Dataset items:
##############################
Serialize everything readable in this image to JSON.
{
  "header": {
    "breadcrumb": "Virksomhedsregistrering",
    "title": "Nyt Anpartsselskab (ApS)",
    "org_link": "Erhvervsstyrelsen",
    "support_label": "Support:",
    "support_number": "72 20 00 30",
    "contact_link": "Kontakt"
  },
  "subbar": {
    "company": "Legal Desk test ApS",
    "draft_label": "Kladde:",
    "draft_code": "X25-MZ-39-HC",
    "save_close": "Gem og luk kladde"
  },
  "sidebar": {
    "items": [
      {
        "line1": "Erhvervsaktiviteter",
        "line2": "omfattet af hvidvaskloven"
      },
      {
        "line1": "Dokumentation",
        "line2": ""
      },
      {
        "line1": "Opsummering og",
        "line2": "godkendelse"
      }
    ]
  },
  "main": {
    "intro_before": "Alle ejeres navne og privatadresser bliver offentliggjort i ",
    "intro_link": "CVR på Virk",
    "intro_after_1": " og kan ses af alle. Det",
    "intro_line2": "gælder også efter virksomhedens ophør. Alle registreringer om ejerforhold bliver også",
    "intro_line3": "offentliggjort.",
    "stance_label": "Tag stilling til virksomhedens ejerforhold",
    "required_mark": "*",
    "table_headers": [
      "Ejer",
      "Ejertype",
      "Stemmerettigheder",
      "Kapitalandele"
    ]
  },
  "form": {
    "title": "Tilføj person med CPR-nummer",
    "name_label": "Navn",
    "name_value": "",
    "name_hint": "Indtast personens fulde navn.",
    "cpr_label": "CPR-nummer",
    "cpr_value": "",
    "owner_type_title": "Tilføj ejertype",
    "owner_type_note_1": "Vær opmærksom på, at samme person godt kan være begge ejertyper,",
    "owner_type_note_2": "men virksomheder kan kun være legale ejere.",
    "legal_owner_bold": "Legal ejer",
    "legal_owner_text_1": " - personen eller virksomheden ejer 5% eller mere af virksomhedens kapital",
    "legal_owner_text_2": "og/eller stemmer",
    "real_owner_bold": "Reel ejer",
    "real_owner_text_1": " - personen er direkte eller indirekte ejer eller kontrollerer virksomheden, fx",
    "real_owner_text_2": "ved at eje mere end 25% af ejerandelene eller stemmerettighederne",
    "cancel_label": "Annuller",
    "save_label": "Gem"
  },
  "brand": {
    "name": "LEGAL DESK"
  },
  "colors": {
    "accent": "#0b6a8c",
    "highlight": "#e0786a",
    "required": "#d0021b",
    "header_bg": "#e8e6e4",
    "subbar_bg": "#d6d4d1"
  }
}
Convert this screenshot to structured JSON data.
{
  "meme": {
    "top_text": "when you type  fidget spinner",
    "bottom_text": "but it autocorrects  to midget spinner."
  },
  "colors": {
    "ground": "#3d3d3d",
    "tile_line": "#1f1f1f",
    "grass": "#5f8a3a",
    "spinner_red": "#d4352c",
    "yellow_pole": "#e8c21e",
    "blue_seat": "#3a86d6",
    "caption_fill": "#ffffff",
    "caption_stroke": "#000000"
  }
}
##############################
Task goal:
For the records above, state how many lines include the string "virksomhedens", giving the number and nothing else.

Complete output:
3